• GIVEN TASK
Would you transcribe the listing that follows, character for character, and omit its images?

(Stored data entries)
·····
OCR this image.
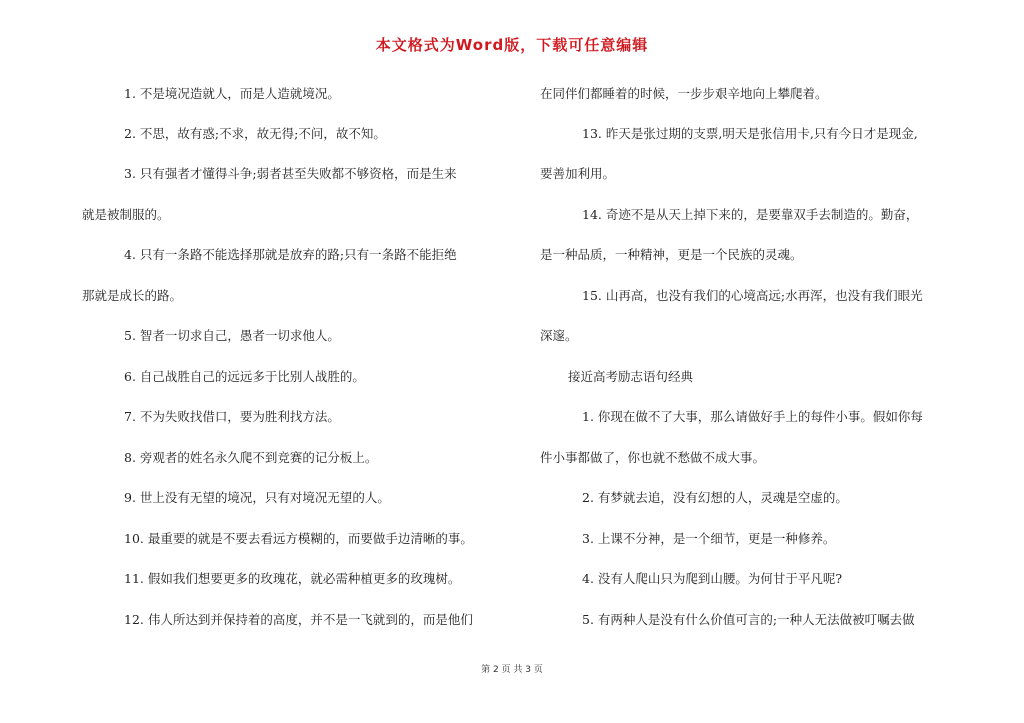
本文格式为Word版，下载可任意编辑
1. 不是境况造就人，而是人造就境况。
2. 不思，故有惑;不求，故无得;不问，故不知。
3. 只有强者才懂得斗争;弱者甚至失败都不够资格，而是生来
就是被制服的。
4. 只有一条路不能选择那就是放弃的路;只有一条路不能拒绝
那就是成长的路。
5. 智者一切求自己，愚者一切求他人。
6. 自己战胜自己的远远多于比别人战胜的。
7. 不为失败找借口，要为胜利找方法。
8. 旁观者的姓名永久爬不到竞赛的记分板上。
9. 世上没有无望的境况，只有对境况无望的人。
10. 最重要的就是不要去看远方模糊的，而要做手边清晰的事。
11. 假如我们想要更多的玫瑰花，就必需种植更多的玫瑰树。
12. 伟人所达到并保持着的高度，并不是一飞就到的，而是他们
在同伴们都睡着的时候，一步步艰辛地向上攀爬着。
13. 昨天是张过期的支票,明天是张信用卡,只有今日才是现金,
要善加利用。
14. 奇迹不是从天上掉下来的，是要靠双手去制造的。勤奋，
是一种品质，一种精神，更是一个民族的灵魂。
15. 山再高，也没有我们的心境高远;水再浑，也没有我们眼光
深邃。
接近高考励志语句经典
1. 你现在做不了大事，那么请做好手上的每件小事。假如你每
件小事都做了，你也就不愁做不成大事。
2. 有梦就去追，没有幻想的人，灵魂是空虚的。
3. 上课不分神，是一个细节，更是一种修养。
4. 没有人爬山只为爬到山腰。为何甘于平凡呢?
5. 有两种人是没有什么价值可言的;一种人无法做被叮嘱去做
第 2 页 共 3 页
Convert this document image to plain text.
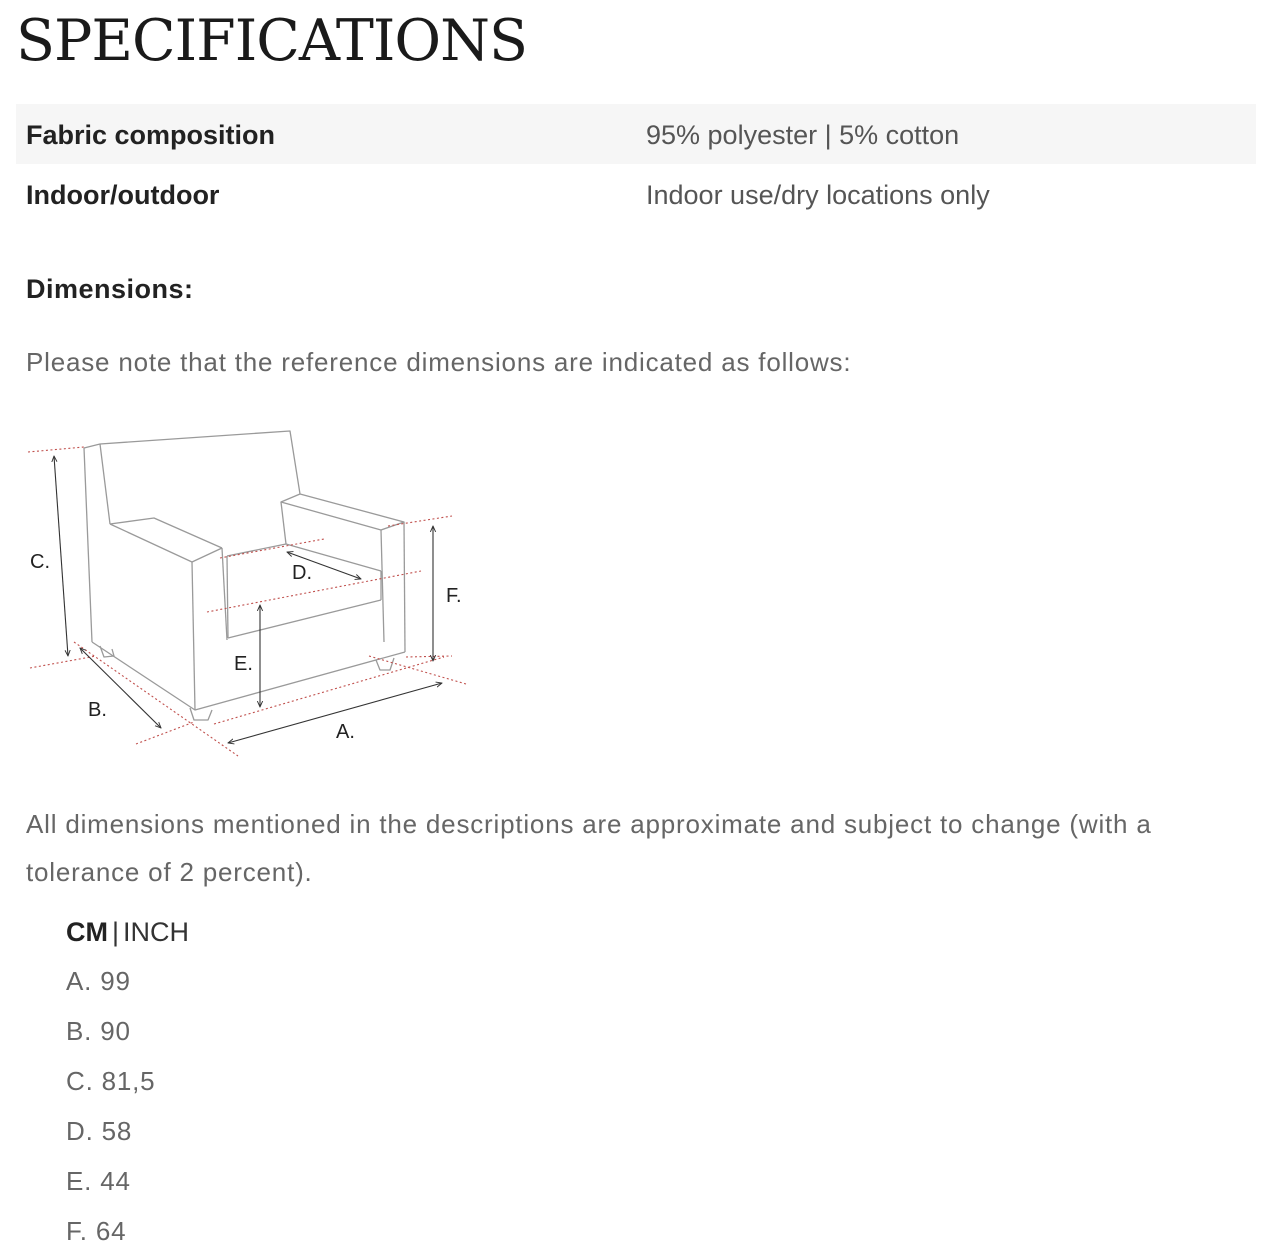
SPECIFICATIONS
Fabric composition	95% polyester | 5% cotton
Indoor/outdoor	Indoor use/dry locations only
Dimensions:
Please note that the reference dimensions are indicated as follows:
C.
B.
A.
E.
F.
D.
All dimensions mentioned in the descriptions are approximate and subject to change (with a tolerance of 2 percent).
CM | INCH
A. 99
B. 90
C. 81,5
D. 58
E. 44
F. 64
·····
• RESULT FOR THIS EXERCISE
OCR this image.
本文格式为Word版，下载可任意编辑
1. 不是境况造就人，而是人造就境况。
2. 不思，故有惑;不求，故无得;不问，故不知。
3. 只有强者才懂得斗争;弱者甚至失败都不够资格，而是生来
就是被制服的。
4. 只有一条路不能选择那就是放弃的路;只有一条路不能拒绝
那就是成长的路。
5. 智者一切求自己，愚者一切求他人。
6. 自己战胜自己的远远多于比别人战胜的。
7. 不为失败找借口，要为胜利找方法。
8. 旁观者的姓名永久爬不到竞赛的记分板上。
9. 世上没有无望的境况，只有对境况无望的人。
10. 最重要的就是不要去看远方模糊的，而要做手边清晰的事。
11. 假如我们想要更多的玫瑰花，就必需种植更多的玫瑰树。
12. 伟人所达到并保持着的高度，并不是一飞就到的，而是他们
在同伴们都睡着的时候，一步步艰辛地向上攀爬着。
13. 昨天是张过期的支票,明天是张信用卡,只有今日才是现金,
要善加利用。
14. 奇迹不是从天上掉下来的，是要靠双手去制造的。勤奋，
是一种品质，一种精神，更是一个民族的灵魂。
15. 山再高，也没有我们的心境高远;水再浑，也没有我们眼光
深邃。
接近高考励志语句经典
1. 你现在做不了大事，那么请做好手上的每件小事。假如你每
件小事都做了，你也就不愁做不成大事。
2. 有梦就去追，没有幻想的人，灵魂是空虚的。
3. 上课不分神，是一个细节，更是一种修养。
4. 没有人爬山只为爬到山腰。为何甘于平凡呢?
5. 有两种人是没有什么价值可言的;一种人无法做被叮嘱去做
第 2 页 共 3 页
Convert this document image to plain text.
SPECIFICATIONS
Fabric composition	95% polyester | 5% cotton
Indoor/outdoor	Indoor use/dry locations only
Dimensions:
Please note that the reference dimensions are indicated as follows:
C.
B.
A.
E.
F.
D.
All dimensions mentioned in the descriptions are approximate and subject to change (with a tolerance of 2 percent).
CM | INCH
A. 99
B. 90
C. 81,5
D. 58
E. 44
F. 64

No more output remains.